Direction »
Copy each line of the records that contains the word "realizowanych".
--------------------------------
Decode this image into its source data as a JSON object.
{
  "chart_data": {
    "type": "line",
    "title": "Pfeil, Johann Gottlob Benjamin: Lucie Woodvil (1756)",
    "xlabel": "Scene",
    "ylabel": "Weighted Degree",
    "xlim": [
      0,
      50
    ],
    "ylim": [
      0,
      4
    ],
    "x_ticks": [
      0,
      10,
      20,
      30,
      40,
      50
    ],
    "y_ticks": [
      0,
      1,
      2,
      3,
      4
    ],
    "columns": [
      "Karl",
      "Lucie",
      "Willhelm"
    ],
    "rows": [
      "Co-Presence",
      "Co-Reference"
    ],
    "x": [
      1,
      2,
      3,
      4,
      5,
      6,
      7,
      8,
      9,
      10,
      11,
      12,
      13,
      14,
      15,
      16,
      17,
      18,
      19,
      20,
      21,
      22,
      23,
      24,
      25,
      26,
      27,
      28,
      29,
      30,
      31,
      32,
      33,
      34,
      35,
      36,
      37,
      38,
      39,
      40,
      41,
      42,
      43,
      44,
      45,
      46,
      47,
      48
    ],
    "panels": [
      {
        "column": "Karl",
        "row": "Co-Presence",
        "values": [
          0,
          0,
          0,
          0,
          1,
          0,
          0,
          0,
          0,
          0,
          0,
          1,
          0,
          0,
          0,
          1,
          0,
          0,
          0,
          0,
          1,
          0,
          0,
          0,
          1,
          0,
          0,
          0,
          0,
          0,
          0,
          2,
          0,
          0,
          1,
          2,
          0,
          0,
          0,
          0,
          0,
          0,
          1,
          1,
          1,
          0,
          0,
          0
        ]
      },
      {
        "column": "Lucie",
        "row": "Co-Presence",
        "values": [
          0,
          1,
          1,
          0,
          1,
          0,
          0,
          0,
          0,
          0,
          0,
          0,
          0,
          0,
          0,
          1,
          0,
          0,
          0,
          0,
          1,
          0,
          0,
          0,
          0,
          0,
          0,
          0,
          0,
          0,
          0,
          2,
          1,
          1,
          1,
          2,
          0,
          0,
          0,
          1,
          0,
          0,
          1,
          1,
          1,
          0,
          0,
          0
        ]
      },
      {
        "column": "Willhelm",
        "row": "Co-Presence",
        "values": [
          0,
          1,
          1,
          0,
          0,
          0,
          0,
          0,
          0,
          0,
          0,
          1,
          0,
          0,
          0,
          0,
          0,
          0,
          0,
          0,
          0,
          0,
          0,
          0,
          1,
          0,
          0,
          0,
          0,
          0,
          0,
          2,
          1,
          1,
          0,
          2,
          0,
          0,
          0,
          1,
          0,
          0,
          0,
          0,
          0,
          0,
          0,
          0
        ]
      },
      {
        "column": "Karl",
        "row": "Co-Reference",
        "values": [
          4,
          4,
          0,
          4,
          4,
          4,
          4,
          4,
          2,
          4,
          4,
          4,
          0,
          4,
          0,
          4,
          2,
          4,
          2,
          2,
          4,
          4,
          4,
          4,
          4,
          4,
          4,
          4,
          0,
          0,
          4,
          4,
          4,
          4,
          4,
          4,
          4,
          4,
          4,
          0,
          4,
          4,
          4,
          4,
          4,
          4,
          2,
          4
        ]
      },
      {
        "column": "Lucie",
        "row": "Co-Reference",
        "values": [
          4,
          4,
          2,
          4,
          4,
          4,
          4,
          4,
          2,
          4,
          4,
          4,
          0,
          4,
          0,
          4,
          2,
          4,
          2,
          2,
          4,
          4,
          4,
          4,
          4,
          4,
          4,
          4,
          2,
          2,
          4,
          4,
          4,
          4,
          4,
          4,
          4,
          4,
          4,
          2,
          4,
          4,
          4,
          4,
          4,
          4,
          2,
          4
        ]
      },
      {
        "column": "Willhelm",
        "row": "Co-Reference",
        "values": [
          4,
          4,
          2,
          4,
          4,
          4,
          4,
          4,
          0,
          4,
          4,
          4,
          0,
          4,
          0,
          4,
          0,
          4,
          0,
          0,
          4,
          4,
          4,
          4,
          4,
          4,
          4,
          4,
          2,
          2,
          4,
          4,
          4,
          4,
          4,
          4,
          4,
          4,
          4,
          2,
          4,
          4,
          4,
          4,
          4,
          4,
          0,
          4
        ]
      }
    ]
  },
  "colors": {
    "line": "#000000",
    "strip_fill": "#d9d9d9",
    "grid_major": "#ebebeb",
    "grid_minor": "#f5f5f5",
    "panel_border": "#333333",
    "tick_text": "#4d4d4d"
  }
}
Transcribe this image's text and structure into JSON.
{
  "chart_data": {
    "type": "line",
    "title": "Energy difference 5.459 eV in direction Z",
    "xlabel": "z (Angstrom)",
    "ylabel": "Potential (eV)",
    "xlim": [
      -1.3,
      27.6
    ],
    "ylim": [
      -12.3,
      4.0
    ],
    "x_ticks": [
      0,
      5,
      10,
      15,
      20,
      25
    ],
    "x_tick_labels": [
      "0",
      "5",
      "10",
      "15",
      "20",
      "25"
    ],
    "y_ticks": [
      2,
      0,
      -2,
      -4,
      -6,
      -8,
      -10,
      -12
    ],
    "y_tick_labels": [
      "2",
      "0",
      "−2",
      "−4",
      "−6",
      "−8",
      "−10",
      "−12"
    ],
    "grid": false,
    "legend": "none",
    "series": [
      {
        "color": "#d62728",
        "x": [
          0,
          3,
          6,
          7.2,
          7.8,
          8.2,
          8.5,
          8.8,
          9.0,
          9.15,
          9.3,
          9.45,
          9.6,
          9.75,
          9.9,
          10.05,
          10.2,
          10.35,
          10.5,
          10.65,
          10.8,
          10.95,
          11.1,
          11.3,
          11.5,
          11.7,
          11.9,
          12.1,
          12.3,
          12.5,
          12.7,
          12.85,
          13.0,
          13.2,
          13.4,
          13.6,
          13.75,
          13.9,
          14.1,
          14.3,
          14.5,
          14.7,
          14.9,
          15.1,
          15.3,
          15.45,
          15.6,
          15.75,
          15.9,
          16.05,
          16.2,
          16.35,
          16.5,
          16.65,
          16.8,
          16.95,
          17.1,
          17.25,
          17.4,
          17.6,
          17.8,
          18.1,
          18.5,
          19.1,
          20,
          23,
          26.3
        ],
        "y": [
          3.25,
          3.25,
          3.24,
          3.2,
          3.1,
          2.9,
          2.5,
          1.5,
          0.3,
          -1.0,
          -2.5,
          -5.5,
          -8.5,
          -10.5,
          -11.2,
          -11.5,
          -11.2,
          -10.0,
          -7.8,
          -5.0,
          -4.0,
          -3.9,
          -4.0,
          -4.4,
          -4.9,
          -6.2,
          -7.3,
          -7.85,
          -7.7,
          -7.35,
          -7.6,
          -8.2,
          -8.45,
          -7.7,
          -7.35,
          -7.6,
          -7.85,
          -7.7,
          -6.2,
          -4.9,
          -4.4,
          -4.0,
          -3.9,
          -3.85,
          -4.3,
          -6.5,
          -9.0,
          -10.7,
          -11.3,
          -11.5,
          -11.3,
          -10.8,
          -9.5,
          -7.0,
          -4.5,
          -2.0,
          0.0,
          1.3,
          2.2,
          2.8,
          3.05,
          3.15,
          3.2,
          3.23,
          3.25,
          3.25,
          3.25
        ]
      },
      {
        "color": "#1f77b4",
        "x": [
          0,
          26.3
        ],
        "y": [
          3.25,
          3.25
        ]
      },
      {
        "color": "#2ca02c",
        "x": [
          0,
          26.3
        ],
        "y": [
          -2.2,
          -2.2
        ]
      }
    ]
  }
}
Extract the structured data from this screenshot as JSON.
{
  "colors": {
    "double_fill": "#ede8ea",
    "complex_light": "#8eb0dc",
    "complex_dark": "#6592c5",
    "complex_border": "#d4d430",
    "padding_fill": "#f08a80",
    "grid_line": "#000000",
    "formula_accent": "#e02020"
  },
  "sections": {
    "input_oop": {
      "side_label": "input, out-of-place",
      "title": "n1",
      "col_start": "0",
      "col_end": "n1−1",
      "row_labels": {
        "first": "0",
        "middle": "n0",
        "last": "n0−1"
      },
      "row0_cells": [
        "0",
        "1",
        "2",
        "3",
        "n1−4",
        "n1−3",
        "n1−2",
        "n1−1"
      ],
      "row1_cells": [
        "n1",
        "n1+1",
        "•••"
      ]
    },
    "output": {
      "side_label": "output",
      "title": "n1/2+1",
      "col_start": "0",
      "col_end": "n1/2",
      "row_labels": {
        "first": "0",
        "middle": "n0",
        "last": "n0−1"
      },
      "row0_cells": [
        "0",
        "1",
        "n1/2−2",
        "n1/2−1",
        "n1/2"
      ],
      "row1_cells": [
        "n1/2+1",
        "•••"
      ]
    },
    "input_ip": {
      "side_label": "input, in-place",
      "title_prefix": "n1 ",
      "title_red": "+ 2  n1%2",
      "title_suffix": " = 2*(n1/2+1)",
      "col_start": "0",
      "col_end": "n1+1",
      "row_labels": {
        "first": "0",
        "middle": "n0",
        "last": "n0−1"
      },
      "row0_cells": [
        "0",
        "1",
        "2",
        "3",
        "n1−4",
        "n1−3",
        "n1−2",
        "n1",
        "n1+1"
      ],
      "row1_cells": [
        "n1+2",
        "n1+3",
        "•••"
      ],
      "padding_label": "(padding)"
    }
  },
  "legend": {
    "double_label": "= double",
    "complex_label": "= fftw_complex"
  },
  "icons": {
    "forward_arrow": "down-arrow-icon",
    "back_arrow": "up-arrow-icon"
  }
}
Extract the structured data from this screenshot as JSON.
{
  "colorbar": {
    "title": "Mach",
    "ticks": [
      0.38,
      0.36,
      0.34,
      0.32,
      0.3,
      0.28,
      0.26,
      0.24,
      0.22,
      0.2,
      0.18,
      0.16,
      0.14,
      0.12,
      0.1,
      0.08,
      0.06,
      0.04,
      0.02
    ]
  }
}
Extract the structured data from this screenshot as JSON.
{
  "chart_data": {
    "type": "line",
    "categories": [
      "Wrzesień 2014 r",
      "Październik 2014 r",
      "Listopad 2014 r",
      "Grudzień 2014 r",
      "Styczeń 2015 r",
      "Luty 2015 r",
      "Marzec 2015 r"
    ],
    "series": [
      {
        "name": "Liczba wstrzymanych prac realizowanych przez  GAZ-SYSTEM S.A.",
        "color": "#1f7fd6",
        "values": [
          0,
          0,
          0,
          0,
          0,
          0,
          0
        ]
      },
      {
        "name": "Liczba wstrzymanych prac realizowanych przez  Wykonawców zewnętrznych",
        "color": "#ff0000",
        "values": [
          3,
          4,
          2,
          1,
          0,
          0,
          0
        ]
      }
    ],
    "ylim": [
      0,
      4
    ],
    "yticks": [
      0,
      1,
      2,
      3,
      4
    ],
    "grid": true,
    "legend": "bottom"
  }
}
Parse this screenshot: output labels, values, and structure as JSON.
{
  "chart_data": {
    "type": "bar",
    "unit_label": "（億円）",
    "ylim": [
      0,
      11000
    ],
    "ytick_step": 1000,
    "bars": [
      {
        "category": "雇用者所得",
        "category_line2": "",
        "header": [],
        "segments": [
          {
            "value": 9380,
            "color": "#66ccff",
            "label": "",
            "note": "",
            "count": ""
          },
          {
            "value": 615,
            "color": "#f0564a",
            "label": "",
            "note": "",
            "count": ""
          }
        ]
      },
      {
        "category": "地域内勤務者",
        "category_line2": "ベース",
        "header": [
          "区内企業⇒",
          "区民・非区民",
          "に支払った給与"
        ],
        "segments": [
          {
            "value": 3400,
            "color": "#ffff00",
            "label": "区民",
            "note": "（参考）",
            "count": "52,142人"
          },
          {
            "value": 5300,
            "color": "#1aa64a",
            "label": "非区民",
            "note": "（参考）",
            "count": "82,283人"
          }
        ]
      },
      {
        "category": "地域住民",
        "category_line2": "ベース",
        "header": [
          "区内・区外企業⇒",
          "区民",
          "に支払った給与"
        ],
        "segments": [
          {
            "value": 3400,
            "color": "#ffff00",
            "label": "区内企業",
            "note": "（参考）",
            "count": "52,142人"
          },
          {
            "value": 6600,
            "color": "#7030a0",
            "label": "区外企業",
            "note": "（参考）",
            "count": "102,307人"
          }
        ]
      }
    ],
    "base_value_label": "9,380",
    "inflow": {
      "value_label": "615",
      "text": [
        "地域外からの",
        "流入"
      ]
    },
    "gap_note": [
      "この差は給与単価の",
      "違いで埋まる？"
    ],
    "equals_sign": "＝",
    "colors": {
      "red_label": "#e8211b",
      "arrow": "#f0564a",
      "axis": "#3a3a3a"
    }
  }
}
--------------------------------
Written reply »
        "name": "Liczba wstrzymanych prac realizowanych przez  GAZ-SYSTEM S.A.",
        "name": "Liczba wstrzymanych prac realizowanych przez  Wykonawców zewnętrznych",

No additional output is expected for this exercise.